What this task involves
Pictures do not belong in the copy; restate the records below word for word.

-- Start --

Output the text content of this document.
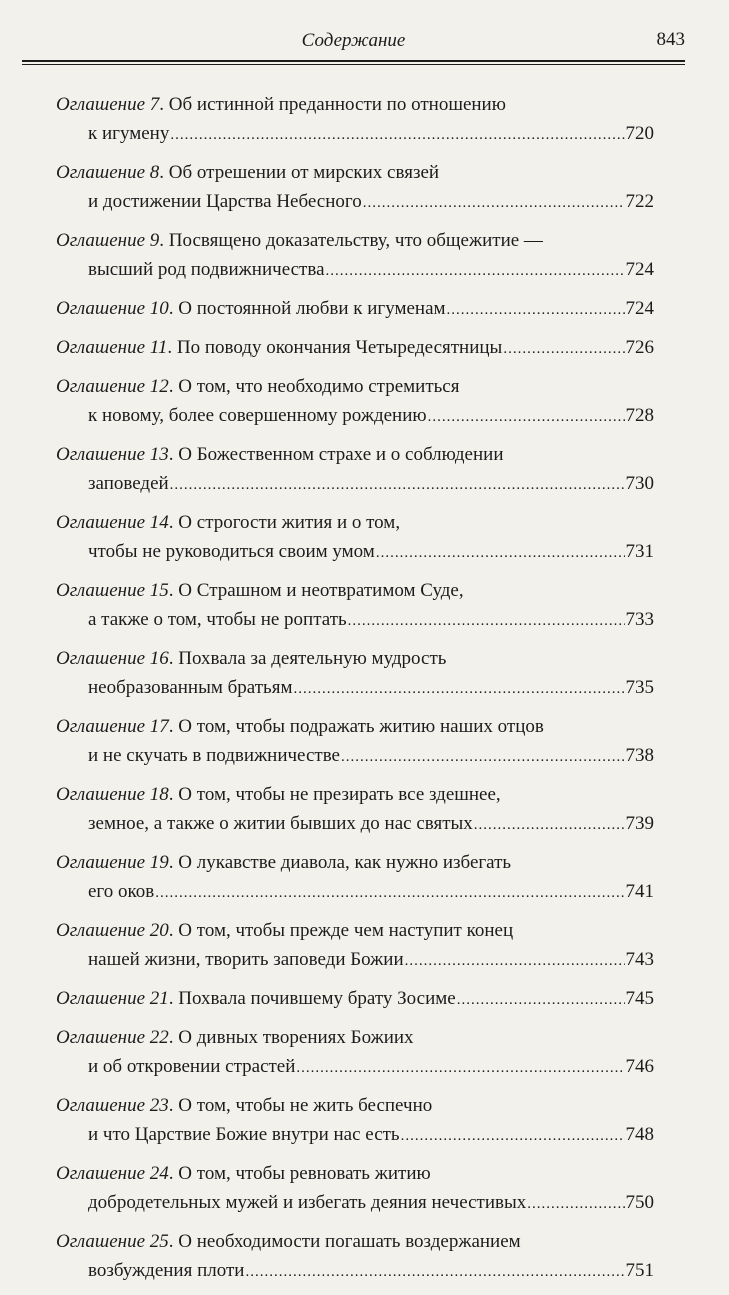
Содержание	843
Оглашение 7 . Об истинной преданности по отношению
к игумену .....	720
Оглашение 8 . Об отрешении от мирских связей
и достижении Царства Небесного .....	722
Оглашение 9 . Посвящено доказательству, что общежитие —
высший род подвижничества .....	724
Оглашение 10 . О постоянной любви к игуменам .....	724
Оглашение 11 . По поводу окончания Четыредесятницы .....	726
Оглашение 12 . О том, что необходимо стремиться
к новому, более совершенному рождению .....	728
Оглашение 13 . О Божественном страхе и о соблюдении
заповедей .....	730
Оглашение 14 . О строгости жития и о том,
чтобы не руководиться своим умом .....	731
Оглашение 15 . О Страшном и неотвратимом Суде,
а также о том, чтобы не роптать .....	733
Оглашение 16 . Похвала за деятельную мудрость
необразованным братьям .....	735
Оглашение 17 . О том, чтобы подражать житию наших отцов
и не скучать в подвижничестве .....	738
Оглашение 18 . О том, чтобы не презирать все здешнее,
земное, а также о житии бывших до нас святых .....	739
Оглашение 19 . О лукавстве диавола, как нужно избегать
его оков .....	741
Оглашение 20 . О том, чтобы прежде чем наступит конец
нашей жизни, творить заповеди Божии .....	743
Оглашение 21 . Похвала почившему брату Зосиме .....	745
Оглашение 22 . О дивных творениях Божиих
и об откровении страстей .....	746
Оглашение 23 . О том, чтобы не жить беспечно
и что Царствие Божие внутри нас есть .....	748
Оглашение 24 . О том, чтобы ревновать житию
добродетельных мужей и избегать деяния нечестивых .....	750
Оглашение 25 . О необходимости погашать воздержанием
возбуждения плоти .....	751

-- End --

Exercise response
Output the text content of this document.
Содержание	843
Оглашение 7 . Об истинной преданности по отношению
к игумену .....	720
Оглашение 8 . Об отрешении от мирских связей
и достижении Царства Небесного .....	722
Оглашение 9 . Посвящено доказательству, что общежитие —
высший род подвижничества .....	724
Оглашение 10 . О постоянной любви к игуменам .....	724
Оглашение 11 . По поводу окончания Четыредесятницы .....	726
Оглашение 12 . О том, что необходимо стремиться
к новому, более совершенному рождению .....	728
Оглашение 13 . О Божественном страхе и о соблюдении
заповедей .....	730
Оглашение 14 . О строгости жития и о том,
чтобы не руководиться своим умом .....	731
Оглашение 15 . О Страшном и неотвратимом Суде,
а также о том, чтобы не роптать .....	733
Оглашение 16 . Похвала за деятельную мудрость
необразованным братьям .....	735
Оглашение 17 . О том, чтобы подражать житию наших отцов
и не скучать в подвижничестве .....	738
Оглашение 18 . О том, чтобы не презирать все здешнее,
земное, а также о житии бывших до нас святых .....	739
Оглашение 19 . О лукавстве диавола, как нужно избегать
его оков .....	741
Оглашение 20 . О том, чтобы прежде чем наступит конец
нашей жизни, творить заповеди Божии .....	743
Оглашение 21 . Похвала почившему брату Зосиме .....	745
Оглашение 22 . О дивных творениях Божиих
и об откровении страстей .....	746
Оглашение 23 . О том, чтобы не жить беспечно
и что Царствие Божие внутри нас есть .....	748
Оглашение 24 . О том, чтобы ревновать житию
добродетельных мужей и избегать деяния нечестивых .....	750
Оглашение 25 . О необходимости погашать воздержанием
возбуждения плоти .....	751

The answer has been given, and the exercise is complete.